## begin Material to process
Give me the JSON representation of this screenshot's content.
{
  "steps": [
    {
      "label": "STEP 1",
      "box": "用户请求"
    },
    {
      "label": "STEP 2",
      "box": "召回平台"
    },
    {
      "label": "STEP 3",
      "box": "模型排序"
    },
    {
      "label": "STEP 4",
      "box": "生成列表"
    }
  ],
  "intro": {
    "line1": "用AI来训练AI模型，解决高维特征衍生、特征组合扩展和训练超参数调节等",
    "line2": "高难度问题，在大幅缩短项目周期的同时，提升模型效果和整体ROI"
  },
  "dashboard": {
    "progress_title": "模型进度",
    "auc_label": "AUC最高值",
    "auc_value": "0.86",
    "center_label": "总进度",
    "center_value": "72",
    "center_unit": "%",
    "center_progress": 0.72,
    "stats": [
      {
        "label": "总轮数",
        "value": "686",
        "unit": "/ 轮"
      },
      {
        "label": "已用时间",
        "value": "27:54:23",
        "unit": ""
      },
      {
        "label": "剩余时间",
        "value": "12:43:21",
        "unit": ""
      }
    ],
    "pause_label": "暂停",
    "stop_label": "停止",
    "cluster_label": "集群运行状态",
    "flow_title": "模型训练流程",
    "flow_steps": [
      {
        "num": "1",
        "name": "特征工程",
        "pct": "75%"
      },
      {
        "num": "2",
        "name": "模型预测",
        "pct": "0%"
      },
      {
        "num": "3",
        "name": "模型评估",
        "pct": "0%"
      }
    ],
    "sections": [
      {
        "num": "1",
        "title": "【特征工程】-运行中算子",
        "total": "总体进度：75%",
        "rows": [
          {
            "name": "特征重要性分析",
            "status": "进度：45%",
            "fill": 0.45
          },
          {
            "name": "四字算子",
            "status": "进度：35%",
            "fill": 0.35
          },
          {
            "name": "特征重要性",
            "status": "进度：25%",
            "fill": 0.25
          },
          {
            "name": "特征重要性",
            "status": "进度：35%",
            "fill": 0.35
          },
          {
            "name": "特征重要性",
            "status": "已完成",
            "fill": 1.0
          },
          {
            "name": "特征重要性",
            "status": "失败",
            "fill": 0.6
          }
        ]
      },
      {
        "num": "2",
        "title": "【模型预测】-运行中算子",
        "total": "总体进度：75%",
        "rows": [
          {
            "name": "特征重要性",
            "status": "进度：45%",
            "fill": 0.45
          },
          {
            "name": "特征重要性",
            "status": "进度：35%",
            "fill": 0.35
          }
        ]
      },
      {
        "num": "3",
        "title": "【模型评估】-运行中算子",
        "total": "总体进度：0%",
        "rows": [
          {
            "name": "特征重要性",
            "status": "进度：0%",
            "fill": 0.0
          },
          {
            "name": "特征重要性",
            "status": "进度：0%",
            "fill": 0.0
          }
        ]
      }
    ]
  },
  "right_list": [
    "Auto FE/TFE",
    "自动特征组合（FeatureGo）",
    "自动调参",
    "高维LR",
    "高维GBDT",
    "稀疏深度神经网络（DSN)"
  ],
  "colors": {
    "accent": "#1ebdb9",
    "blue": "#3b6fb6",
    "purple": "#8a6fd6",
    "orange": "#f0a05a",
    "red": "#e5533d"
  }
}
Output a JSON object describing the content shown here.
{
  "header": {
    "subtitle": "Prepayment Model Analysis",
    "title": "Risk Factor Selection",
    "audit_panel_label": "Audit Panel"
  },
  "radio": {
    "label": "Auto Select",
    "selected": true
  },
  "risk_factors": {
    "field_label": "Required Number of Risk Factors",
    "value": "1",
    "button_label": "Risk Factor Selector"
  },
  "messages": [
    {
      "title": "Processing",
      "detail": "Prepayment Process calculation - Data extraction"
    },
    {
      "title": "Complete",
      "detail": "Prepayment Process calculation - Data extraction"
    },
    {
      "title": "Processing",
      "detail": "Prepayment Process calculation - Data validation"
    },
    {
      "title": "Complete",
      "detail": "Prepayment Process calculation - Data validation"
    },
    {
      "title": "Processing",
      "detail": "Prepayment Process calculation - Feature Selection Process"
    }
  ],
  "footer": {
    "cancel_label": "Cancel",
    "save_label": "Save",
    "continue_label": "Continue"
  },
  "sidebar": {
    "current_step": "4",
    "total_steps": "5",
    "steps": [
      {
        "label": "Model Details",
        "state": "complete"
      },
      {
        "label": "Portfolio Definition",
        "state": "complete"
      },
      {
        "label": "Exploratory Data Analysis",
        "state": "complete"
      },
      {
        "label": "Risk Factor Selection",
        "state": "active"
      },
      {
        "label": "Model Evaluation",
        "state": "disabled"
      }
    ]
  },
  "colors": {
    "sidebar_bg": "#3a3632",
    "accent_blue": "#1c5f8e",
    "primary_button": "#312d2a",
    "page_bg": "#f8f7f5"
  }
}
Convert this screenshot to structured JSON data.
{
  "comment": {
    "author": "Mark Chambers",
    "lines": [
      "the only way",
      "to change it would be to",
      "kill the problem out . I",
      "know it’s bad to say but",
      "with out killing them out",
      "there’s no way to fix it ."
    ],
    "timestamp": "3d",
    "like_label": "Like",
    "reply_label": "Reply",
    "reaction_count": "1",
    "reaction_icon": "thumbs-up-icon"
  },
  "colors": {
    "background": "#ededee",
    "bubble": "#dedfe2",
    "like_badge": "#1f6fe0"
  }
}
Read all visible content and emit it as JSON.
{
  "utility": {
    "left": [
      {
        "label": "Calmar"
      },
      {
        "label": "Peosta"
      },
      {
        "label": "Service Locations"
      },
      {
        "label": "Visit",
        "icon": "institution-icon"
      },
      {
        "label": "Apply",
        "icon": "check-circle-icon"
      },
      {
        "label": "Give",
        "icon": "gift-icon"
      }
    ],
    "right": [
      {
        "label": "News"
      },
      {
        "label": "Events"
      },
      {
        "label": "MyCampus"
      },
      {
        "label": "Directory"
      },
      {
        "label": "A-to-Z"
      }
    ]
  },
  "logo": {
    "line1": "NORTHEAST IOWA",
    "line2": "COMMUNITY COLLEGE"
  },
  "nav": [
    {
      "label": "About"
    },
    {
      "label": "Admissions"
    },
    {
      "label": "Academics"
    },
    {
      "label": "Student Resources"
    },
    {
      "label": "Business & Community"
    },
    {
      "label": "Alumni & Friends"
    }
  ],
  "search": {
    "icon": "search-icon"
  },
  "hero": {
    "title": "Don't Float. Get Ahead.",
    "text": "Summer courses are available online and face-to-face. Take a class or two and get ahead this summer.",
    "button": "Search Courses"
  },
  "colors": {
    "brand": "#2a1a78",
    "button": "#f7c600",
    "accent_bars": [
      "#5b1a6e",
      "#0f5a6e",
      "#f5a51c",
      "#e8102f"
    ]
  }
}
## end Material to process
## Problem to solve
Report all lines of the data above that include the string "icon".

## Output below
    "reaction_icon": "thumbs-up-icon"
        "icon": "institution-icon"
        "icon": "check-circle-icon"
        "icon": "gift-icon"
    "icon": "search-icon"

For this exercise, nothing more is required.